#### [Work to be completed]
Pick out each line of the records that includes the string "Current", and copy it.

#### [Exercise inputs]
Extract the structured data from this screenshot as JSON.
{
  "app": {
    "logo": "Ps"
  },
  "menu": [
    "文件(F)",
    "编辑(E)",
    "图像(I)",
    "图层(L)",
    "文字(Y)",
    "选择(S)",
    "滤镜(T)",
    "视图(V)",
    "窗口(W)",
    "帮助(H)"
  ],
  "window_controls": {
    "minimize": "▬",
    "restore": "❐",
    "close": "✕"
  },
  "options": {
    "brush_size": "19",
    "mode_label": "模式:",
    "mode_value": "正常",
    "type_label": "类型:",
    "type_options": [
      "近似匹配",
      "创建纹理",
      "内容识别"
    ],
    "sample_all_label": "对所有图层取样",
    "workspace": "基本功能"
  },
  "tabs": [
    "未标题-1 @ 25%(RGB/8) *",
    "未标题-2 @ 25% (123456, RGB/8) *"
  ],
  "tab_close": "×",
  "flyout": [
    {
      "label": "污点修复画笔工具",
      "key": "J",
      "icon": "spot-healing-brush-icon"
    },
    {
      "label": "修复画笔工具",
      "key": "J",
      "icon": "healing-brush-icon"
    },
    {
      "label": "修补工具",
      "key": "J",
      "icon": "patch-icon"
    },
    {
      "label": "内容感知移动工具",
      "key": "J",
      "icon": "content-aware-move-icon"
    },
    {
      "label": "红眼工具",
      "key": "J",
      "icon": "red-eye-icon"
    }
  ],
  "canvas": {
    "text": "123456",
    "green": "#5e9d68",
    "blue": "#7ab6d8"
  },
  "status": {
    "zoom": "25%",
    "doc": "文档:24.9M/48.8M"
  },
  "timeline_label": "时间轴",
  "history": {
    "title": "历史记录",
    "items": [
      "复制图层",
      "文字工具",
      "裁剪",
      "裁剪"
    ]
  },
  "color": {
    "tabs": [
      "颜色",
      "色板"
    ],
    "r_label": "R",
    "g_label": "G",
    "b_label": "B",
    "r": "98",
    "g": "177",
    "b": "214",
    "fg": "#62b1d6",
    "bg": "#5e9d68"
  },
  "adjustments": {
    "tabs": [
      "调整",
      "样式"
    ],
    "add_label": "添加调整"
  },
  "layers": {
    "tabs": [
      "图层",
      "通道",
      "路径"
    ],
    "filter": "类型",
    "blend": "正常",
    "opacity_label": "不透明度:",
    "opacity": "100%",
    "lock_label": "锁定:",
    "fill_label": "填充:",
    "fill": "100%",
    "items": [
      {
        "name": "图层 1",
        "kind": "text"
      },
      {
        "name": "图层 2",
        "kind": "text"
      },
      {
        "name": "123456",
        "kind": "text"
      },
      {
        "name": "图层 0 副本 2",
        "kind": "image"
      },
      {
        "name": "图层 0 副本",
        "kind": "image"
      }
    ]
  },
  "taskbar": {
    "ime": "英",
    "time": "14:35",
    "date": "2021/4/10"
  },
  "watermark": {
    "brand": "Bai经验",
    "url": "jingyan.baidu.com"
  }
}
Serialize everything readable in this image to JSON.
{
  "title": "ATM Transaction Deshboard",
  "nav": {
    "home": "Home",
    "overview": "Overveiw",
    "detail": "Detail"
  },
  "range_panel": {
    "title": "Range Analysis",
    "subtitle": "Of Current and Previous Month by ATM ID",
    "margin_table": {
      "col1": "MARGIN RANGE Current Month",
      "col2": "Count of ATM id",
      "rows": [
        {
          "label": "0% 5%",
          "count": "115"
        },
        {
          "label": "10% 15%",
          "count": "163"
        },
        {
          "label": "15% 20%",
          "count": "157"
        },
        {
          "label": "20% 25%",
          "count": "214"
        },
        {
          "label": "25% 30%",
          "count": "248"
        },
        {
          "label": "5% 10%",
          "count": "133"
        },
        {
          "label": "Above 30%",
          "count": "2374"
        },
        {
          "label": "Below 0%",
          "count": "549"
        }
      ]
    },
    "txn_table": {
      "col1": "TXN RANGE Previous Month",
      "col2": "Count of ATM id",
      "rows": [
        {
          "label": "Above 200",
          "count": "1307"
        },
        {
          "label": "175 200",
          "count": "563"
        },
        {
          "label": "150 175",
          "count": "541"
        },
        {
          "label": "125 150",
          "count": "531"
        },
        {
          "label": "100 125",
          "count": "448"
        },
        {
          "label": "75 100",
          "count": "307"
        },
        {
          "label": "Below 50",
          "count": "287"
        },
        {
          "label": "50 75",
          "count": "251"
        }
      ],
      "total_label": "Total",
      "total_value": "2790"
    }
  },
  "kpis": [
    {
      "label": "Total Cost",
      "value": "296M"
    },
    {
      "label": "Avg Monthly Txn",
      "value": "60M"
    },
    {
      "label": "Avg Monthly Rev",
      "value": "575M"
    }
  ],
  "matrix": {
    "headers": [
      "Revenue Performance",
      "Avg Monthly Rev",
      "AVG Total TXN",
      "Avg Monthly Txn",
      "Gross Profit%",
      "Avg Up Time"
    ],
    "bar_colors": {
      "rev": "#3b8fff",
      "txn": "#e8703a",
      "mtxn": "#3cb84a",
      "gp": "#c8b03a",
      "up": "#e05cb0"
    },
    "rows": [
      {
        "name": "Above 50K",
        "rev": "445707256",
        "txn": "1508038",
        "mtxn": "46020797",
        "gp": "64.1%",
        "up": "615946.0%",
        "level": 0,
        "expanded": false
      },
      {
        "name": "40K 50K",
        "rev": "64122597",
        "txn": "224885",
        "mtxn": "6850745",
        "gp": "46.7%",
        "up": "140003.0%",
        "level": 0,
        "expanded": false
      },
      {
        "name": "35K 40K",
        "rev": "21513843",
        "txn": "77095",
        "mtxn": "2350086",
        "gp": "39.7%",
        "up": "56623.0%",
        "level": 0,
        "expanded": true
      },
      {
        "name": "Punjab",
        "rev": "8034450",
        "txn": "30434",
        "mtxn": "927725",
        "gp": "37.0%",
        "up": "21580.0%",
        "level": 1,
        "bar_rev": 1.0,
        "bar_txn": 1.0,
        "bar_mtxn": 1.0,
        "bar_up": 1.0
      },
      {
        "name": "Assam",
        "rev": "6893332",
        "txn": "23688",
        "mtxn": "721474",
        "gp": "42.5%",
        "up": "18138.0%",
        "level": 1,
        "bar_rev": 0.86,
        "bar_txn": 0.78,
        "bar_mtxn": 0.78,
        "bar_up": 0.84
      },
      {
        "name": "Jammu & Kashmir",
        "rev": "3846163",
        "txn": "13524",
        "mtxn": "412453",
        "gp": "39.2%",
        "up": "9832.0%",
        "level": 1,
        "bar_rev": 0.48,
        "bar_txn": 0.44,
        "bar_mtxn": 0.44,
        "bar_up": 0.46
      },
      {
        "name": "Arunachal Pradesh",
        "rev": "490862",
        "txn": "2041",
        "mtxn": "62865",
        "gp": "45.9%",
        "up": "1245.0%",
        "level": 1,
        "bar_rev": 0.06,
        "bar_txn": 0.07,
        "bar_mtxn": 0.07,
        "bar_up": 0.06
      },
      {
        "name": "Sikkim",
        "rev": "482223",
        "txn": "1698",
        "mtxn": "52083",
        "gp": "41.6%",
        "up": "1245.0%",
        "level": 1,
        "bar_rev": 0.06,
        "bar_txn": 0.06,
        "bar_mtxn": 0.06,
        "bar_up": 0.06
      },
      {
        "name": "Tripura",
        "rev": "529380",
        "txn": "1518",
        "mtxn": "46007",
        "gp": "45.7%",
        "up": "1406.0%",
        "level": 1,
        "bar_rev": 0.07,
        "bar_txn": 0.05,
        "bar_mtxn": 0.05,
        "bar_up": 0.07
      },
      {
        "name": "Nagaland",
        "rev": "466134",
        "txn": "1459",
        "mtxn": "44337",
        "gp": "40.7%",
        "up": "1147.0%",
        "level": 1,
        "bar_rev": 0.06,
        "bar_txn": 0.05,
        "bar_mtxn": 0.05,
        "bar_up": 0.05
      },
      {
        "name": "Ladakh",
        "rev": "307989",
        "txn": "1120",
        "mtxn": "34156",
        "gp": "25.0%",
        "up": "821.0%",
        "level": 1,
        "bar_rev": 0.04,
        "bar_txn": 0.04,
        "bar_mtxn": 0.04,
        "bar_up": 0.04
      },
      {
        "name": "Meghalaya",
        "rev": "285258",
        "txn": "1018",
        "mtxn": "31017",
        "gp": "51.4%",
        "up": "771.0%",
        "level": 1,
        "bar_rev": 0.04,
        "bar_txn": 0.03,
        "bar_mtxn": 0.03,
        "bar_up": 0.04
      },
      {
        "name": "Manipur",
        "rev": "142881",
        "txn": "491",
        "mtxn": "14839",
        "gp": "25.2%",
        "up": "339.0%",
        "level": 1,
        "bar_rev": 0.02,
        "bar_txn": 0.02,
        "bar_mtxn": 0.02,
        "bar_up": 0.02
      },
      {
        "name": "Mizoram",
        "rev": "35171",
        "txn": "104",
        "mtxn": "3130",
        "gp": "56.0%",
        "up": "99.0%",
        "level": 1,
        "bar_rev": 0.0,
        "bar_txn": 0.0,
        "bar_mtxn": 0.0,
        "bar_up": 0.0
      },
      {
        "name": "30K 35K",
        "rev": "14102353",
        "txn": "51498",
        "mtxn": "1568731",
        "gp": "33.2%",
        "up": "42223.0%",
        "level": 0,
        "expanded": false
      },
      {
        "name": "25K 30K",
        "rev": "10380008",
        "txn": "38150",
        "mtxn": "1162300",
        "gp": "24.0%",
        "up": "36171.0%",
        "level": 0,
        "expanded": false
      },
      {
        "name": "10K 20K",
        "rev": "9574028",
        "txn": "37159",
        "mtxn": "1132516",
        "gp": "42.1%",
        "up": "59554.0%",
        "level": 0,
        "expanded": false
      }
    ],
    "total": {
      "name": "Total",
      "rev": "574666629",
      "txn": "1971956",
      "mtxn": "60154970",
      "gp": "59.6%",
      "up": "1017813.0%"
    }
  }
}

#### [Output of the task]
    "subtitle": "Of Current and Previous Month by ATM ID",
      "col1": "MARGIN RANGE Current Month",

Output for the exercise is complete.